§ EXERCISE DETAILS: Show every line that has the string "Holiday" in it.

§ GIVEN DATA:
Begin

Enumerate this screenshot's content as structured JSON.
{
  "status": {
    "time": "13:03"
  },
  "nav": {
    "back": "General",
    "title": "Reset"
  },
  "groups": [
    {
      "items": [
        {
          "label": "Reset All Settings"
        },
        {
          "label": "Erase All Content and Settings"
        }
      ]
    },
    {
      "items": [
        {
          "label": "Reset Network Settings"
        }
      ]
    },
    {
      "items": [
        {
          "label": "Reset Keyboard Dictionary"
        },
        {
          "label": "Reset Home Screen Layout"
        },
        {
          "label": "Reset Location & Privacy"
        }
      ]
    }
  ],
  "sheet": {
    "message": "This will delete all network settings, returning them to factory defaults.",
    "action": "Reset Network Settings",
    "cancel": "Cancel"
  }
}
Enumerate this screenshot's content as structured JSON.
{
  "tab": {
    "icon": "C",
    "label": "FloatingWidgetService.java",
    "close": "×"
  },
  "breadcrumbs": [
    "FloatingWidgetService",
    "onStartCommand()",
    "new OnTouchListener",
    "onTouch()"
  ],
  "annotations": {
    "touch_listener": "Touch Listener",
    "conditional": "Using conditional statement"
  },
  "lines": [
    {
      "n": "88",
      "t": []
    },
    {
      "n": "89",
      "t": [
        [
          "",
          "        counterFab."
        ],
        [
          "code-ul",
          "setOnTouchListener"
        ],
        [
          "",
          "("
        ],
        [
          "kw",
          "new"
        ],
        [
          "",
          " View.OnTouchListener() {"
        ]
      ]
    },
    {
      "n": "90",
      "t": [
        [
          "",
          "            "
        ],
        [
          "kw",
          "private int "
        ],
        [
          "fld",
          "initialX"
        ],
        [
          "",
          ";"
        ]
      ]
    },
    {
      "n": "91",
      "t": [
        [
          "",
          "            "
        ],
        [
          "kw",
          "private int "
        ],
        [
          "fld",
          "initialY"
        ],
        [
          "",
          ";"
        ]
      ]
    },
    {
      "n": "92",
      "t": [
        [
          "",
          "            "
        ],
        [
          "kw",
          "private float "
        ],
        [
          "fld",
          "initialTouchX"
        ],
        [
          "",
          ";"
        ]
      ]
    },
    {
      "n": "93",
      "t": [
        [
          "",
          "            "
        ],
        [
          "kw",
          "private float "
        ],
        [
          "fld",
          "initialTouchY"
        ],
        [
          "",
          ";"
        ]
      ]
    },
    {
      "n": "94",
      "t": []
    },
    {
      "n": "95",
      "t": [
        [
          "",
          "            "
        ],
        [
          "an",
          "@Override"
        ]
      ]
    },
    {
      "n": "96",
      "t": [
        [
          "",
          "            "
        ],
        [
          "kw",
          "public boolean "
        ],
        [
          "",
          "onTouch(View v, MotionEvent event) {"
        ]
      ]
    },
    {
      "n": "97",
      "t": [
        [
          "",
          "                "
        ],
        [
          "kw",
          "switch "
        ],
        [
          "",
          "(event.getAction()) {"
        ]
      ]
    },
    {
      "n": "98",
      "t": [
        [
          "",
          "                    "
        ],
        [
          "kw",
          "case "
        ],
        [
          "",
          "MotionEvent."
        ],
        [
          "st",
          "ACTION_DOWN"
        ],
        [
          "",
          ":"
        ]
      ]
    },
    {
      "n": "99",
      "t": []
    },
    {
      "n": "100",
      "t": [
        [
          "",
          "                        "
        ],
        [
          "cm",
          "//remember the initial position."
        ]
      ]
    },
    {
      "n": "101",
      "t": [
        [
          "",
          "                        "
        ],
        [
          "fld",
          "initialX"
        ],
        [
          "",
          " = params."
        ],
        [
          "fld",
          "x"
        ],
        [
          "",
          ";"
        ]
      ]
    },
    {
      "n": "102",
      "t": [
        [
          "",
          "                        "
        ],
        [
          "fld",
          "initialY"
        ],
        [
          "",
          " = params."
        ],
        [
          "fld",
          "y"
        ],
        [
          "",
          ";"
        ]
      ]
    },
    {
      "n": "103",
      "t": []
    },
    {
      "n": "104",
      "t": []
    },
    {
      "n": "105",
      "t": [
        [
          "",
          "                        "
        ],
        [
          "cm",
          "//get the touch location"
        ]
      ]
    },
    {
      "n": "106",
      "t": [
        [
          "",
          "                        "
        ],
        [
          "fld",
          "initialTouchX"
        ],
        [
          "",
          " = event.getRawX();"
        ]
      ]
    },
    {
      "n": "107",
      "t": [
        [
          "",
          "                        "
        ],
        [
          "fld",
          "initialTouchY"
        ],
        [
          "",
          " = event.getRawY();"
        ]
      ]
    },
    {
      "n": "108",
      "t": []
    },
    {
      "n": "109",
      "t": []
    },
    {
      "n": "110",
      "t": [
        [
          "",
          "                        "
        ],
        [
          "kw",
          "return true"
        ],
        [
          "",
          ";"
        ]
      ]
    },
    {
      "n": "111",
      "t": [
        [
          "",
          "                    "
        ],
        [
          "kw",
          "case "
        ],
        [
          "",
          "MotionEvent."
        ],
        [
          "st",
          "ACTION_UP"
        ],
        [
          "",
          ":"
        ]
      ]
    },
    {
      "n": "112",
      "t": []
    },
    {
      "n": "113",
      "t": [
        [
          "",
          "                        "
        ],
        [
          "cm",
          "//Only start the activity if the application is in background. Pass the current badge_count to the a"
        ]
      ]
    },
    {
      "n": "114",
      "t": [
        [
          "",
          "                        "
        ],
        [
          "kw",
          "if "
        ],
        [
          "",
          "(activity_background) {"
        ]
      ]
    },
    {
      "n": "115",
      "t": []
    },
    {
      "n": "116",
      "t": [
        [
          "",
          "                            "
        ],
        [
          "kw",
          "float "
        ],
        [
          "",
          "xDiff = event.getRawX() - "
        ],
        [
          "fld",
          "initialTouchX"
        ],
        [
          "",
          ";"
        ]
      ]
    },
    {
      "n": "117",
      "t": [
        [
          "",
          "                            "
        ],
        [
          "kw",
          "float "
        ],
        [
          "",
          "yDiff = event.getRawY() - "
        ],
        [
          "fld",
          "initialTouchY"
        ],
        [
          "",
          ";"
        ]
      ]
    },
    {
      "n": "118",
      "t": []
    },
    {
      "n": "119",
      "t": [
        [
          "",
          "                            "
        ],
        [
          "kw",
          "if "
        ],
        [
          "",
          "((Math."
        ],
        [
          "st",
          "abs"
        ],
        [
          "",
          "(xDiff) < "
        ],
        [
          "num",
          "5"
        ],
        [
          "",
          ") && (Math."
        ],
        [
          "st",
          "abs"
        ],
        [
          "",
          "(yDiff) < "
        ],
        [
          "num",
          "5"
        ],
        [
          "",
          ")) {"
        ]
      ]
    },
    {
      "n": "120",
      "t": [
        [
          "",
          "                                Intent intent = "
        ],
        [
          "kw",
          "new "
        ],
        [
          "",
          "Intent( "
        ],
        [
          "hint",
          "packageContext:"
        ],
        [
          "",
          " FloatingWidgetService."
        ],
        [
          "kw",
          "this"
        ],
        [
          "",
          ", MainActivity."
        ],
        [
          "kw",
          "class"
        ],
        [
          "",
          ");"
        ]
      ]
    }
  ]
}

End
Begin

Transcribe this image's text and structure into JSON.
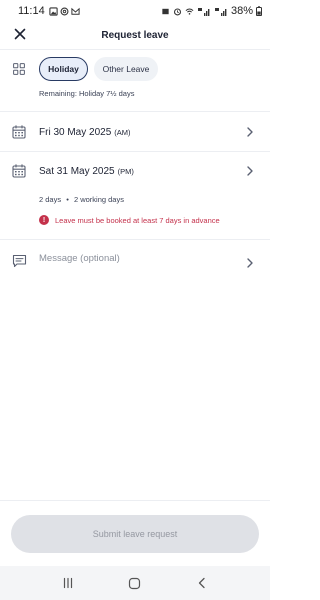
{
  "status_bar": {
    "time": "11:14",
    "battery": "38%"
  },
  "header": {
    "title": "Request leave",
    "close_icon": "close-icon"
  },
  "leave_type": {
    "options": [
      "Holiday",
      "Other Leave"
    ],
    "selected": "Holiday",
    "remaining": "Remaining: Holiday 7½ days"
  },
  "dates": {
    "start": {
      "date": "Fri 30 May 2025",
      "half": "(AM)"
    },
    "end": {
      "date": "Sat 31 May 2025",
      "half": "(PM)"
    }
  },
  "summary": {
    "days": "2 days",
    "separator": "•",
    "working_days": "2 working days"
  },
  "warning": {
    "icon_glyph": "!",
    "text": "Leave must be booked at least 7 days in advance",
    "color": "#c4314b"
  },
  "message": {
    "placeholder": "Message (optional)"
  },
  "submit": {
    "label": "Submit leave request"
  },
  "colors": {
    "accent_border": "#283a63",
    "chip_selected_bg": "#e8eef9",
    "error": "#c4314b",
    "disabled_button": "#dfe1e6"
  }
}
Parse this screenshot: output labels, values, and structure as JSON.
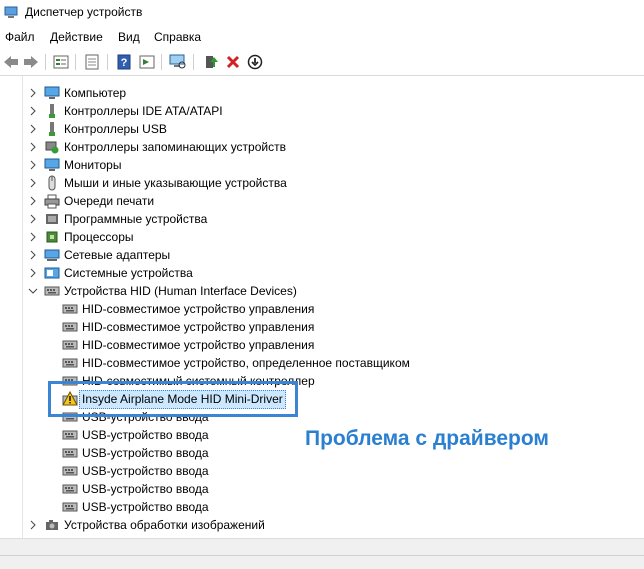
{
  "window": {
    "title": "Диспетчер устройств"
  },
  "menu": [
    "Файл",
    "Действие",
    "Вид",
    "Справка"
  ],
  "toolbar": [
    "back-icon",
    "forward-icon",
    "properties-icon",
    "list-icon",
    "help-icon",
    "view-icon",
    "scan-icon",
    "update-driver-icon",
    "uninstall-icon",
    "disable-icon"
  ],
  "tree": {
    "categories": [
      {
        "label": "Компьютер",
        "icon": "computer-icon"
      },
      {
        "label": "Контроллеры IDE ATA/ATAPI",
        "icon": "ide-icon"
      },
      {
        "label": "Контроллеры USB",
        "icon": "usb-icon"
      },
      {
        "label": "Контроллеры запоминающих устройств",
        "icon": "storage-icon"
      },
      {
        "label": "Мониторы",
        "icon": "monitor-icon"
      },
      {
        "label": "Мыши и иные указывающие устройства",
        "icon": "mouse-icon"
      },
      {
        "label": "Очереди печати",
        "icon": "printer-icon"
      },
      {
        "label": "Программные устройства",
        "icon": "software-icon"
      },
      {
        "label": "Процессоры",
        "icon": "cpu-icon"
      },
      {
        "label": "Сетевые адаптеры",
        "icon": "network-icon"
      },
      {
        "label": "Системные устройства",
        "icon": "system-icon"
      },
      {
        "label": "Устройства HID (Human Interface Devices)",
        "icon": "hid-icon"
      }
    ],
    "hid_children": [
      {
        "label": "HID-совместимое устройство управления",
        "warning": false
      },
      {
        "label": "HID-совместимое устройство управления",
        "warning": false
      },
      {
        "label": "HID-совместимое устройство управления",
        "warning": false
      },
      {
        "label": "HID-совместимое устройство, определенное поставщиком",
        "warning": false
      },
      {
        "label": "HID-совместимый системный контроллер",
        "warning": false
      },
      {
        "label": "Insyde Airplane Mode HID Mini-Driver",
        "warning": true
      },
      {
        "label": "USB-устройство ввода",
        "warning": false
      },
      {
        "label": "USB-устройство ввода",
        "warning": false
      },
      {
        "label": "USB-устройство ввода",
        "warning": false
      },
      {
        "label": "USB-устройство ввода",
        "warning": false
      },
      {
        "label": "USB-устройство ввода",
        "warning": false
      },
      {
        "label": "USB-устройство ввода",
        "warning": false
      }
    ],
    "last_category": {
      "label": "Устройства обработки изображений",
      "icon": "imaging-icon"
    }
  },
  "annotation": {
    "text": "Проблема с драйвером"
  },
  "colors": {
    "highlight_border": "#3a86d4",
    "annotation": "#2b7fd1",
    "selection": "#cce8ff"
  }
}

End

§ EXERCISE OUTPUT:
      "Holiday",
    "selected": "Holiday",
    "remaining": "Remaining: Holiday 7½ days"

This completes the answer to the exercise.